What you will do
Transcribe the items word for word, beginning at the start of the items and stopping after the line that contains "comment-author[interactable]: Anthony Schaible".

Raw data
:::::

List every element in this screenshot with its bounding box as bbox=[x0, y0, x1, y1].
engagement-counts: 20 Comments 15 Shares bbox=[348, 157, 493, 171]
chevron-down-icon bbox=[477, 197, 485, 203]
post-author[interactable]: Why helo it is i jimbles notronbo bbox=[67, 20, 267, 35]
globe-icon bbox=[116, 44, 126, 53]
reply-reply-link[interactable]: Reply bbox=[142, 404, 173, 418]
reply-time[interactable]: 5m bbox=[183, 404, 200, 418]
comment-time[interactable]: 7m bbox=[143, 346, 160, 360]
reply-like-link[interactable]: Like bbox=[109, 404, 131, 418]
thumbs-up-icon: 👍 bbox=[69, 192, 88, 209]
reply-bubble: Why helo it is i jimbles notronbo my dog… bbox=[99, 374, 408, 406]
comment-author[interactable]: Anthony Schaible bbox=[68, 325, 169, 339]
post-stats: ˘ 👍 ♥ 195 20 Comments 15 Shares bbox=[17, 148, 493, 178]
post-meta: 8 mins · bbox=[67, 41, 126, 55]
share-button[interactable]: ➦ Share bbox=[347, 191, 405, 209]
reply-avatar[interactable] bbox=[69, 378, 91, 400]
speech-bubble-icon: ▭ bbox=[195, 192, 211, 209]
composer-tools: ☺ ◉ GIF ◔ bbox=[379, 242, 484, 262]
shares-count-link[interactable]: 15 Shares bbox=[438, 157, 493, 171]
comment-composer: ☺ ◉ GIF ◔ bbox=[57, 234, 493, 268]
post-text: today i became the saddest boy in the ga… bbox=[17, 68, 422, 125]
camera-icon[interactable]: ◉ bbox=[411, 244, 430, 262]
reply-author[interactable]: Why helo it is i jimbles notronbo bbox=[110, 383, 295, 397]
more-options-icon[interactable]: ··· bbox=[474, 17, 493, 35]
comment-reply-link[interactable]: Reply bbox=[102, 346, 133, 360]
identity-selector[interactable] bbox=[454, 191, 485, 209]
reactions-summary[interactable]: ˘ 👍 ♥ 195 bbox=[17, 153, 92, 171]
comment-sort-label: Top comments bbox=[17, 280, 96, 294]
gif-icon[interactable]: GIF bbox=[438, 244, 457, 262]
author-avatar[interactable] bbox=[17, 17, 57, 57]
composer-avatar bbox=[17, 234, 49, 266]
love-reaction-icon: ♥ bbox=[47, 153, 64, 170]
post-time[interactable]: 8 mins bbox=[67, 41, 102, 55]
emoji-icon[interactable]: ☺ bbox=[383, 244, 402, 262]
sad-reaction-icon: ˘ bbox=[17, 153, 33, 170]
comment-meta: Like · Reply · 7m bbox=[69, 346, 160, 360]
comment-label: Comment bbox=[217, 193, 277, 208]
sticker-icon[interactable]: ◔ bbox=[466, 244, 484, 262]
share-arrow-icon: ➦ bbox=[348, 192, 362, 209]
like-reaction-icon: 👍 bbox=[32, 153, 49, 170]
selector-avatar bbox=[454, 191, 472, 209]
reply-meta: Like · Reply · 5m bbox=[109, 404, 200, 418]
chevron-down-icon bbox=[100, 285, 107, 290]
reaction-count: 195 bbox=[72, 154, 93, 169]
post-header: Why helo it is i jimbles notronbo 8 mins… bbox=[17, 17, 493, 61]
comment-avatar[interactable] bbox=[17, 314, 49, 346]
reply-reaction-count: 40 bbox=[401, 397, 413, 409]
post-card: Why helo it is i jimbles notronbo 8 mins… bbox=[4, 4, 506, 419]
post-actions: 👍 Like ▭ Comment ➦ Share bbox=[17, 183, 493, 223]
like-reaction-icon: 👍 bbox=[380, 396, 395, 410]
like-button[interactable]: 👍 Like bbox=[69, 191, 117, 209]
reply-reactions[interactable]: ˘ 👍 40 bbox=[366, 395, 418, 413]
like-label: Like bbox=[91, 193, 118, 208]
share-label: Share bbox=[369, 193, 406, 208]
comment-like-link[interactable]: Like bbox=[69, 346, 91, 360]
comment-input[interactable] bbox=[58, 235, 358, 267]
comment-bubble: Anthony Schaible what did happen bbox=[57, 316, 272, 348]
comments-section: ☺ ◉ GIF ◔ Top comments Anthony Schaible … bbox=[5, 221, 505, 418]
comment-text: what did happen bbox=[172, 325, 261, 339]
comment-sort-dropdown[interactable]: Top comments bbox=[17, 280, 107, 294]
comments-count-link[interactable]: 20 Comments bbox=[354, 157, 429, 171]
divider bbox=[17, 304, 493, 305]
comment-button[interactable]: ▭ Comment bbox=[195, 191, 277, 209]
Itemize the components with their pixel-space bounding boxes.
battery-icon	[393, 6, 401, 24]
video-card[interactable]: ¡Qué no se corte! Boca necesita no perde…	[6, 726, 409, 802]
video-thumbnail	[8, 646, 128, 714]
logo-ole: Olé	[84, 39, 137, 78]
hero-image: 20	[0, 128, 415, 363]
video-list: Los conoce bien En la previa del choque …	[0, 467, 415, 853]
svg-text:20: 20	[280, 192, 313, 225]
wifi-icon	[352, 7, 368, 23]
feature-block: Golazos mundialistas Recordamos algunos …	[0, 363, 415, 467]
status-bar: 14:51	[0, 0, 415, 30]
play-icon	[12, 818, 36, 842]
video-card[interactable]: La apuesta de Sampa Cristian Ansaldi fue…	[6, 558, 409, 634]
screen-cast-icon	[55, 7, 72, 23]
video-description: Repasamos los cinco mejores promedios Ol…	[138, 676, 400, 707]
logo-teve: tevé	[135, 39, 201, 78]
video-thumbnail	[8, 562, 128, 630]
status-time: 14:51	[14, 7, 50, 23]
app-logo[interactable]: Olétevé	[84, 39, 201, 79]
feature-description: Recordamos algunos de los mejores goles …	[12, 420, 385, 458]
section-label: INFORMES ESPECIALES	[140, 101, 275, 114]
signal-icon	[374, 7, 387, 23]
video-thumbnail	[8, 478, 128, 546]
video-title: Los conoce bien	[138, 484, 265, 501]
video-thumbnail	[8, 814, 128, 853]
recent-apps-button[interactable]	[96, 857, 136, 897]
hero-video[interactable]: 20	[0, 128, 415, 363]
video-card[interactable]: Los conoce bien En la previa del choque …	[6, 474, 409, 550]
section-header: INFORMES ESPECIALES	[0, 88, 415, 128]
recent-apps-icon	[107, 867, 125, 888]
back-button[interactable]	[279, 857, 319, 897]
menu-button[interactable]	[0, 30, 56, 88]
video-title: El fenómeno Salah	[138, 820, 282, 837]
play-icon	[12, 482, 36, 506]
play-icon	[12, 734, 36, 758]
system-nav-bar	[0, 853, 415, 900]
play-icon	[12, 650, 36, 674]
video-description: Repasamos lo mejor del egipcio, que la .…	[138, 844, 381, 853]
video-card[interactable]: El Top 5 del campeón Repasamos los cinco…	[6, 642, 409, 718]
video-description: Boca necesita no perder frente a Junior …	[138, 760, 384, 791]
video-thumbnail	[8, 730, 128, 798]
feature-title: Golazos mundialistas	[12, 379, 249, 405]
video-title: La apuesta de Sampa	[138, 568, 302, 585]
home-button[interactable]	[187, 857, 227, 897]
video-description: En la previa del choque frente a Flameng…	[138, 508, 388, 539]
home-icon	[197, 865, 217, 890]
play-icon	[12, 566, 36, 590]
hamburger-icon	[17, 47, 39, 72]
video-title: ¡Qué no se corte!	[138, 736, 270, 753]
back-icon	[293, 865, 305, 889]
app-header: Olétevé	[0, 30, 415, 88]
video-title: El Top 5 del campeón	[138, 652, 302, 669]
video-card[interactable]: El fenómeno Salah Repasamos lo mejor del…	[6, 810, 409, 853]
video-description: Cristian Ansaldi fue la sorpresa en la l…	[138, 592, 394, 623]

:::::

The response
List every element in this screenshot with its bounding box as bbox=[x0, y0, x1, y1].
engagement-counts: 20 Comments 15 Shares bbox=[348, 157, 493, 171]
chevron-down-icon bbox=[477, 197, 485, 203]
post-author[interactable]: Why helo it is i jimbles notronbo bbox=[67, 20, 267, 35]
globe-icon bbox=[116, 44, 126, 53]
reply-reply-link[interactable]: Reply bbox=[142, 404, 173, 418]
reply-time[interactable]: 5m bbox=[183, 404, 200, 418]
comment-time[interactable]: 7m bbox=[143, 346, 160, 360]
reply-like-link[interactable]: Like bbox=[109, 404, 131, 418]
thumbs-up-icon: 👍 bbox=[69, 192, 88, 209]
reply-bubble: Why helo it is i jimbles notronbo my dog… bbox=[99, 374, 408, 406]
comment-author[interactable]: Anthony Schaible bbox=[68, 325, 169, 339]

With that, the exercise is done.